Return a copy of each line that holds the string "account".
-----
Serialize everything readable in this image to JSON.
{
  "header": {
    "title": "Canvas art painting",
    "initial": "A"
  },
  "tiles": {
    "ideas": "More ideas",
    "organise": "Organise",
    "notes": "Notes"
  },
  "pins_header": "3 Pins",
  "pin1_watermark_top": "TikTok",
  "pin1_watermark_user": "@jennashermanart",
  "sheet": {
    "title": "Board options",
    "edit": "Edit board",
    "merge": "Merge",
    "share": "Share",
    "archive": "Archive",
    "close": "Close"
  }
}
-----
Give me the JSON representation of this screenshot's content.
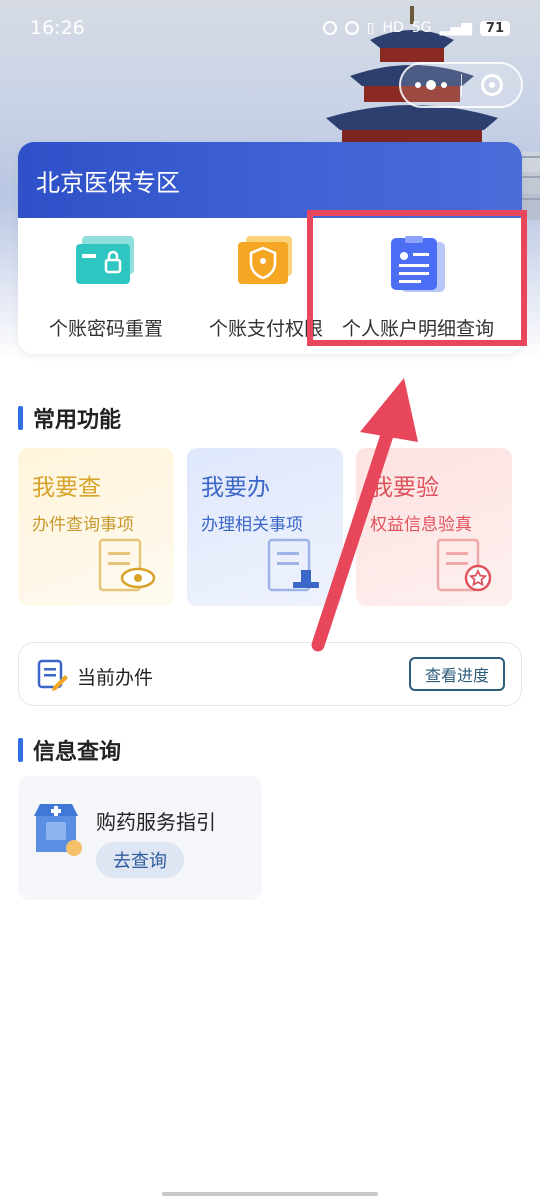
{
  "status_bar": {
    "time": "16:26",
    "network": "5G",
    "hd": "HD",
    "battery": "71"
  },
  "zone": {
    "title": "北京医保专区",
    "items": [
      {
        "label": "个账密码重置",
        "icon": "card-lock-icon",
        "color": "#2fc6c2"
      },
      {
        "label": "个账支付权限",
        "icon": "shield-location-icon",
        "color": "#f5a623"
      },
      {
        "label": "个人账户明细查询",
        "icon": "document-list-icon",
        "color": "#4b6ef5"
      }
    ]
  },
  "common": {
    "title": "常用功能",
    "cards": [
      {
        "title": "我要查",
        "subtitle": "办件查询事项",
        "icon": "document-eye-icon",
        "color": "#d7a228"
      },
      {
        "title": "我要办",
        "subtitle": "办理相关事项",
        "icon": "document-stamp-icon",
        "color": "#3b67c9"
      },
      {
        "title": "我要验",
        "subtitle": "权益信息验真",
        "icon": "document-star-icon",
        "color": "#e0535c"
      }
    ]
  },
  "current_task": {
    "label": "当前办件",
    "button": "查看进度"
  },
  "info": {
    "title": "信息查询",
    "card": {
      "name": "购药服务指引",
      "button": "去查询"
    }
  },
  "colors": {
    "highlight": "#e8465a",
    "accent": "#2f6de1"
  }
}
-----
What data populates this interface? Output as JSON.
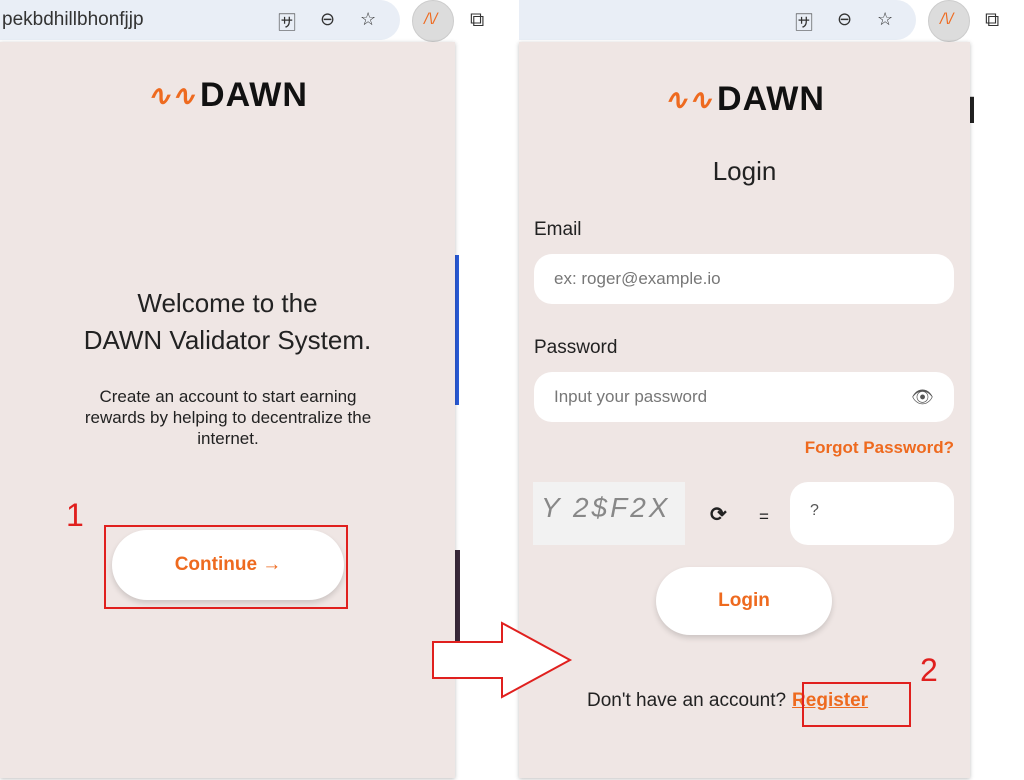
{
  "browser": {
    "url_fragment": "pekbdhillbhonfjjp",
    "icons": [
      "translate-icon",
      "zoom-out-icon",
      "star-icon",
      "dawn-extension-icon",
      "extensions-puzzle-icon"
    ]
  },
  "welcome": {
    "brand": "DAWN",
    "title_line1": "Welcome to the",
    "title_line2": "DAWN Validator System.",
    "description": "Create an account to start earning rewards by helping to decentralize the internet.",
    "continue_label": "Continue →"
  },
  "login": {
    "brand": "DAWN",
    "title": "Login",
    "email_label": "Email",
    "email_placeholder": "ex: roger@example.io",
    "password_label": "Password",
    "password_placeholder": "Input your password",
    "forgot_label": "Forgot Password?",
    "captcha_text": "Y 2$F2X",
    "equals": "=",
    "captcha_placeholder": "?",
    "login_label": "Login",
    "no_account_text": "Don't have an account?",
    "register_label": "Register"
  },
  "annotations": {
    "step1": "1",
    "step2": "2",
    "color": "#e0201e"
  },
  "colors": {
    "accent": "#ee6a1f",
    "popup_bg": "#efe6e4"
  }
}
-----
## Finished answer
    "description": "Create an account to start earning rewards by helping to decentralize the internet.",
    "no_account_text": "Don't have an account?",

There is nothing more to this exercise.